THE REQUEST:
Each entry must be given again exactly; images do not belong in the copy.

INPUT:
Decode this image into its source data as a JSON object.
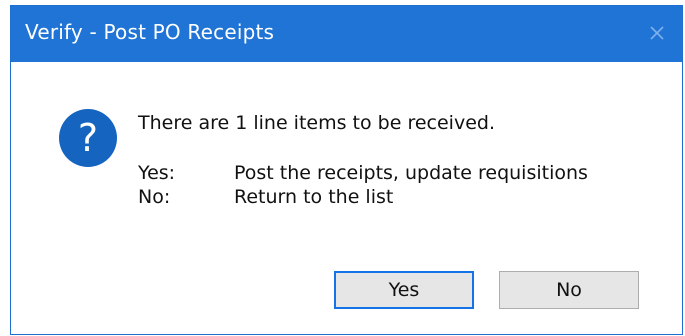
{
  "window": {
    "title": "Verify - Post PO Receipts",
    "close_icon": "close-icon"
  },
  "dialog": {
    "icon": "question-icon",
    "icon_glyph": "?",
    "message": "There are 1 line items to be received.",
    "options": [
      {
        "key": "Yes:",
        "description": "Post the receipts, update requisitions"
      },
      {
        "key": "No:",
        "description": "Return to the list"
      }
    ]
  },
  "buttons": {
    "yes_label": "Yes",
    "no_label": "No"
  },
  "colors": {
    "titlebar": "#1f74d6",
    "icon_bg": "#1565c0",
    "default_button_border": "#1473e6"
  }
}
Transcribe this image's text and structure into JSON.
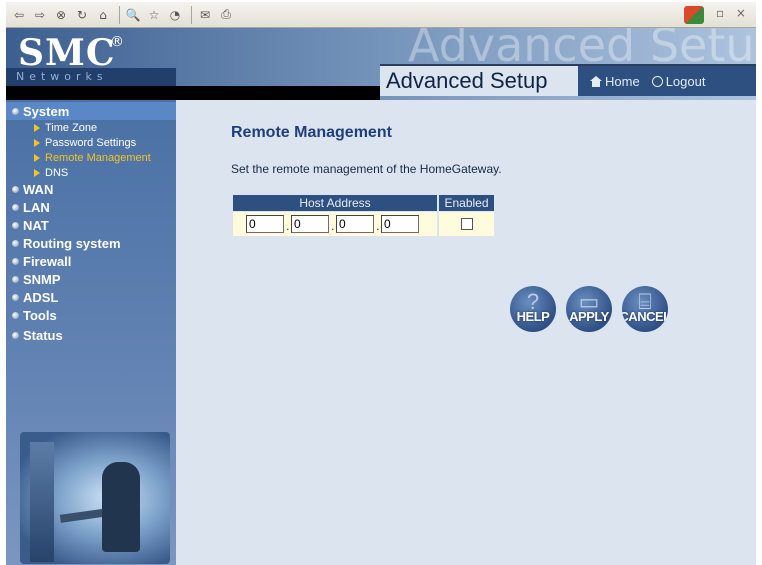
{
  "toolbar": {
    "back": "⇦",
    "forward": "⇨",
    "stop": "⊗",
    "refresh": "↻",
    "home": "⌂",
    "search": "🔍",
    "favorites": "☆",
    "history": "◔",
    "mail": "✉",
    "print": "⎙",
    "window_controls": "– ▫ ×"
  },
  "header": {
    "logo": "SMC",
    "logo_reg": "®",
    "networks": "Networks",
    "bg_title": "Advanced Setup",
    "tab_title": "Advanced Setup",
    "home_label": "Home",
    "logout_label": "Logout"
  },
  "sidebar": {
    "items": [
      {
        "label": "System",
        "active": true
      },
      {
        "label": "WAN"
      },
      {
        "label": "LAN"
      },
      {
        "label": "NAT"
      },
      {
        "label": "Routing system"
      },
      {
        "label": "Firewall"
      },
      {
        "label": "SNMP"
      },
      {
        "label": "ADSL"
      },
      {
        "label": "Tools"
      },
      {
        "label": "Status"
      }
    ],
    "system_subitems": [
      {
        "label": "Time Zone"
      },
      {
        "label": "Password Settings"
      },
      {
        "label": "Remote Management",
        "current": true
      },
      {
        "label": "DNS"
      }
    ]
  },
  "main": {
    "title": "Remote Management",
    "description": "Set the remote management of the HomeGateway.",
    "table": {
      "col_host": "Host Address",
      "col_enabled": "Enabled",
      "ip": [
        "0",
        "0",
        "0",
        "0"
      ],
      "enabled": false
    },
    "buttons": {
      "help": "HELP",
      "apply": "APPLY",
      "cancel": "CANCEL"
    }
  },
  "colors": {
    "accent": "#2d5081",
    "sidebar": "#4a70a4",
    "current_link": "#f3c425",
    "content_bg": "#dbe4ef"
  }
}
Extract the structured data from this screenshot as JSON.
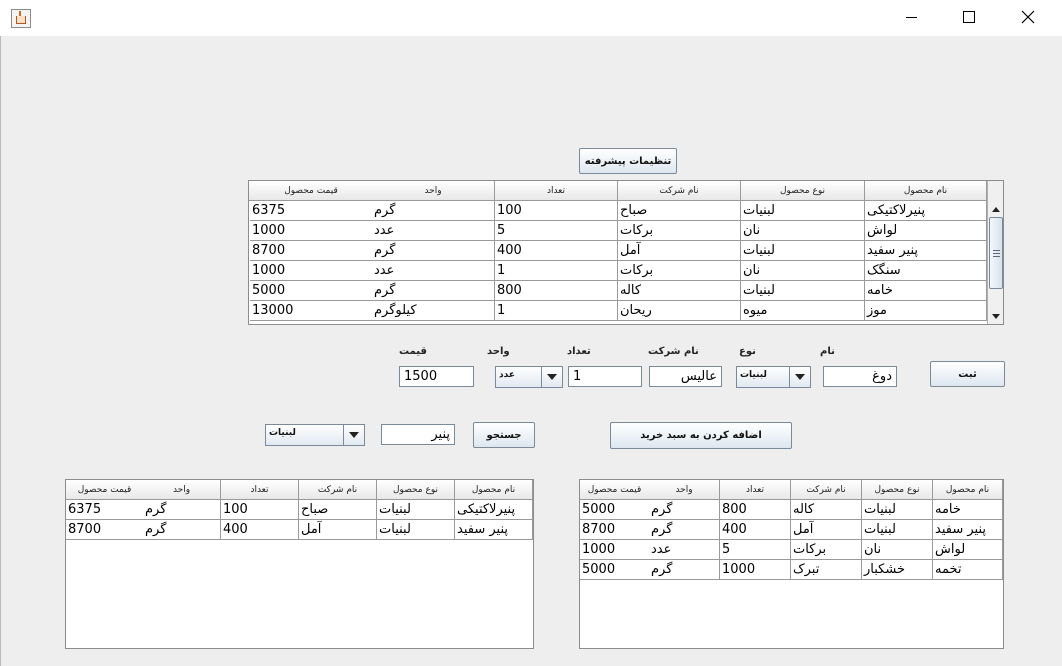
{
  "window": {
    "icon": "java-cup-icon",
    "controls": [
      "minimize-icon",
      "maximize-icon",
      "close-icon"
    ]
  },
  "settings_button": "تنظیمات پیشرفته",
  "columns": [
    "نام محصول",
    "نوع محصول",
    "نام شرکت",
    "تعداد",
    "واحد",
    "قیمت محصول"
  ],
  "main_table": {
    "rows": [
      [
        "پنیرلاکتیکی",
        "لبنیات",
        "صباح",
        "100",
        "گرم",
        "6375"
      ],
      [
        "لواش",
        "نان",
        "برکات",
        "5",
        "عدد",
        "1000"
      ],
      [
        "پنیر سفید",
        "لبنیات",
        "آمل",
        "400",
        "گرم",
        "8700"
      ],
      [
        "سنگک",
        "نان",
        "برکات",
        "1",
        "عدد",
        "1000"
      ],
      [
        "خامه",
        "لبنیات",
        "کاله",
        "800",
        "گرم",
        "5000"
      ],
      [
        "موز",
        "میوه",
        "ریحان",
        "1",
        "کیلوگرم",
        "13000"
      ]
    ]
  },
  "form": {
    "labels": {
      "name": "نام",
      "type": "نوع",
      "company": "نام شرکت",
      "count": "تعداد",
      "unit": "واحد",
      "price": "قیمت"
    },
    "values": {
      "name": "دوغ",
      "type": "لبنیات",
      "company": "عالیس",
      "count": "1",
      "unit": "عدد",
      "price": "1500"
    },
    "submit_button": "ثبت"
  },
  "search": {
    "filter_type": "لبنیات",
    "query": "پنیر",
    "search_button": "جستجو",
    "add_to_cart_button": "اضافه کردن به سبد خرید"
  },
  "search_results": {
    "rows": [
      [
        "پنیرلاکتیکی",
        "لبنیات",
        "صباح",
        "100",
        "گرم",
        "6375"
      ],
      [
        "پنیر سفید",
        "لبنیات",
        "آمل",
        "400",
        "گرم",
        "8700"
      ]
    ]
  },
  "cart": {
    "rows": [
      [
        "خامه",
        "لبنیات",
        "کاله",
        "800",
        "گرم",
        "5000"
      ],
      [
        "پنیر سفید",
        "لبنیات",
        "آمل",
        "400",
        "گرم",
        "8700"
      ],
      [
        "لواش",
        "نان",
        "برکات",
        "5",
        "عدد",
        "1000"
      ],
      [
        "تخمه",
        "خشکبار",
        "تبرک",
        "1000",
        "گرم",
        "5000"
      ]
    ]
  }
}
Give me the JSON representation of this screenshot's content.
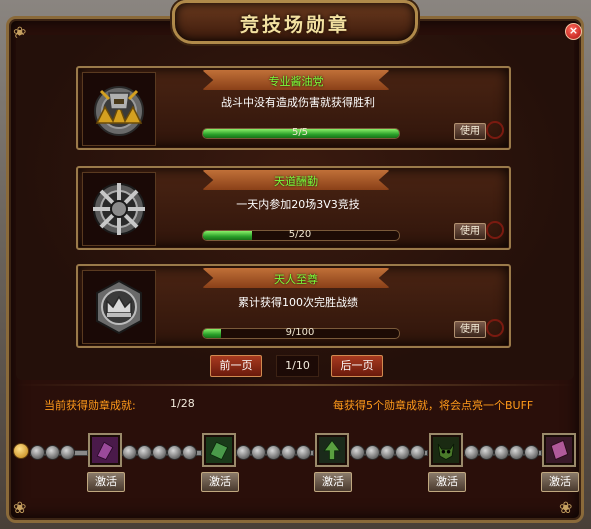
{
  "window": {
    "title": "竞技场勋章",
    "close_label": "×"
  },
  "medals": [
    {
      "name": "专业酱油党",
      "description": "战斗中没有造成伤害就获得胜利",
      "progress_text": "5/5",
      "progress_fraction": 1.0,
      "use_label": "使用",
      "icon": "helmet-medal-icon"
    },
    {
      "name": "天道酬勤",
      "description": "一天内参加20场3V3竞技",
      "progress_text": "5/20",
      "progress_fraction": 0.25,
      "use_label": "使用",
      "icon": "wheel-medal-icon"
    },
    {
      "name": "天人至尊",
      "description": "累计获得100次完胜战绩",
      "progress_text": "9/100",
      "progress_fraction": 0.09,
      "use_label": "使用",
      "icon": "crown-medal-icon"
    }
  ],
  "pager": {
    "prev_label": "前一页",
    "page_text": "1/10",
    "next_label": "后一页"
  },
  "summary": {
    "label": "当前获得勋章成就:",
    "count": "1/28",
    "hint": "每获得5个勋章成就，将会点亮一个BUFF"
  },
  "rewards": [
    {
      "icon": "purple-scroll-icon",
      "activate_label": "激活",
      "color": "#6a2a6a"
    },
    {
      "icon": "green-scroll-icon",
      "activate_label": "激活",
      "color": "#2a6a2a"
    },
    {
      "icon": "green-arrow-icon",
      "activate_label": "激活",
      "color": "#2a5a2a"
    },
    {
      "icon": "demon-face-icon",
      "activate_label": "激活",
      "color": "#2a4a2a"
    },
    {
      "icon": "pink-card-icon",
      "activate_label": "激活",
      "color": "#7a3a6a"
    }
  ],
  "colors": {
    "accent_orange": "#ff9a1a",
    "medal_name_green": "#7cff3a",
    "progress_green": "#2aa02a"
  }
}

THE RESPONSE:
Decode this image into its source data as a JSON object.
{
  "window": {
    "title": "Verify - Post PO Receipts",
    "close_icon": "close-icon"
  },
  "dialog": {
    "icon": "question-icon",
    "icon_glyph": "?",
    "message": "There are 1 line items to be received.",
    "options": [
      {
        "key": "Yes:",
        "description": "Post the receipts, update requisitions"
      },
      {
        "key": "No:",
        "description": "Return to the list"
      }
    ]
  },
  "buttons": {
    "yes_label": "Yes",
    "no_label": "No"
  },
  "colors": {
    "titlebar": "#1f74d6",
    "icon_bg": "#1565c0",
    "default_button_border": "#1473e6"
  }
}
Transcribe this image's text and structure into JSON.
{
  "toolbar": {
    "back": "⇦",
    "forward": "⇨",
    "stop": "⊗",
    "refresh": "↻",
    "home": "⌂",
    "search": "🔍",
    "favorites": "☆",
    "history": "◔",
    "mail": "✉",
    "print": "⎙",
    "window_controls": "– ▫ ×"
  },
  "header": {
    "logo": "SMC",
    "logo_reg": "®",
    "networks": "Networks",
    "bg_title": "Advanced Setup",
    "tab_title": "Advanced Setup",
    "home_label": "Home",
    "logout_label": "Logout"
  },
  "sidebar": {
    "items": [
      {
        "label": "System",
        "active": true
      },
      {
        "label": "WAN"
      },
      {
        "label": "LAN"
      },
      {
        "label": "NAT"
      },
      {
        "label": "Routing system"
      },
      {
        "label": "Firewall"
      },
      {
        "label": "SNMP"
      },
      {
        "label": "ADSL"
      },
      {
        "label": "Tools"
      },
      {
        "label": "Status"
      }
    ],
    "system_subitems": [
      {
        "label": "Time Zone"
      },
      {
        "label": "Password Settings"
      },
      {
        "label": "Remote Management",
        "current": true
      },
      {
        "label": "DNS"
      }
    ]
  },
  "main": {
    "title": "Remote Management",
    "description": "Set the remote management of the HomeGateway.",
    "table": {
      "col_host": "Host Address",
      "col_enabled": "Enabled",
      "ip": [
        "0",
        "0",
        "0",
        "0"
      ],
      "enabled": false
    },
    "buttons": {
      "help": "HELP",
      "apply": "APPLY",
      "cancel": "CANCEL"
    }
  },
  "colors": {
    "accent": "#2d5081",
    "sidebar": "#4a70a4",
    "current_link": "#f3c425",
    "content_bg": "#dbe4ef"
  }
}
Extract the structured data from this screenshot as JSON.
{
  "window": {
    "icon": "java-cup-icon",
    "controls": [
      "minimize-icon",
      "maximize-icon",
      "close-icon"
    ]
  },
  "settings_button": "تنظیمات پیشرفته",
  "columns": [
    "نام محصول",
    "نوع محصول",
    "نام شرکت",
    "تعداد",
    "واحد",
    "قیمت محصول"
  ],
  "main_table": {
    "rows": [
      [
        "پنیرلاکتیکی",
        "لبنیات",
        "صباح",
        "100",
        "گرم",
        "6375"
      ],
      [
        "لواش",
        "نان",
        "برکات",
        "5",
        "عدد",
        "1000"
      ],
      [
        "پنیر سفید",
        "لبنیات",
        "آمل",
        "400",
        "گرم",
        "8700"
      ],
      [
        "سنگک",
        "نان",
        "برکات",
        "1",
        "عدد",
        "1000"
      ],
      [
        "خامه",
        "لبنیات",
        "کاله",
        "800",
        "گرم",
        "5000"
      ],
      [
        "موز",
        "میوه",
        "ریحان",
        "1",
        "کیلوگرم",
        "13000"
      ]
    ]
  },
  "form": {
    "labels": {
      "name": "نام",
      "type": "نوع",
      "company": "نام شرکت",
      "count": "تعداد",
      "unit": "واحد",
      "price": "قیمت"
    },
    "values": {
      "name": "دوغ",
      "type": "لبنیات",
      "company": "عالیس",
      "count": "1",
      "unit": "عدد",
      "price": "1500"
    },
    "submit_button": "ثبت"
  },
  "search": {
    "filter_type": "لبنیات",
    "query": "پنیر",
    "search_button": "جستجو",
    "add_to_cart_button": "اضافه کردن به سبد خرید"
  },
  "search_results": {
    "rows": [
      [
        "پنیرلاکتیکی",
        "لبنیات",
        "صباح",
        "100",
        "گرم",
        "6375"
      ],
      [
        "پنیر سفید",
        "لبنیات",
        "آمل",
        "400",
        "گرم",
        "8700"
      ]
    ]
  },
  "cart": {
    "rows": [
      [
        "خامه",
        "لبنیات",
        "کاله",
        "800",
        "گرم",
        "5000"
      ],
      [
        "پنیر سفید",
        "لبنیات",
        "آمل",
        "400",
        "گرم",
        "8700"
      ],
      [
        "لواش",
        "نان",
        "برکات",
        "5",
        "عدد",
        "1000"
      ],
      [
        "تخمه",
        "خشکبار",
        "تبرک",
        "1000",
        "گرم",
        "5000"
      ]
    ]
  }
}
Give me the JSON representation of this screenshot's content.
{
  "window": {
    "title": "竞技场勋章",
    "close_label": "×"
  },
  "medals": [
    {
      "name": "专业酱油党",
      "description": "战斗中没有造成伤害就获得胜利",
      "progress_text": "5/5",
      "progress_fraction": 1.0,
      "use_label": "使用",
      "icon": "helmet-medal-icon"
    },
    {
      "name": "天道酬勤",
      "description": "一天内参加20场3V3竞技",
      "progress_text": "5/20",
      "progress_fraction": 0.25,
      "use_label": "使用",
      "icon": "wheel-medal-icon"
    },
    {
      "name": "天人至尊",
      "description": "累计获得100次完胜战绩",
      "progress_text": "9/100",
      "progress_fraction": 0.09,
      "use_label": "使用",
      "icon": "crown-medal-icon"
    }
  ],
  "pager": {
    "prev_label": "前一页",
    "page_text": "1/10",
    "next_label": "后一页"
  },
  "summary": {
    "label": "当前获得勋章成就:",
    "count": "1/28",
    "hint": "每获得5个勋章成就，将会点亮一个BUFF"
  },
  "rewards": [
    {
      "icon": "purple-scroll-icon",
      "activate_label": "激活",
      "color": "#6a2a6a"
    },
    {
      "icon": "green-scroll-icon",
      "activate_label": "激活",
      "color": "#2a6a2a"
    },
    {
      "icon": "green-arrow-icon",
      "activate_label": "激活",
      "color": "#2a5a2a"
    },
    {
      "icon": "demon-face-icon",
      "activate_label": "激活",
      "color": "#2a4a2a"
    },
    {
      "icon": "pink-card-icon",
      "activate_label": "激活",
      "color": "#7a3a6a"
    }
  ],
  "colors": {
    "accent_orange": "#ff9a1a",
    "medal_name_green": "#7cff3a",
    "progress_green": "#2aa02a"
  }
}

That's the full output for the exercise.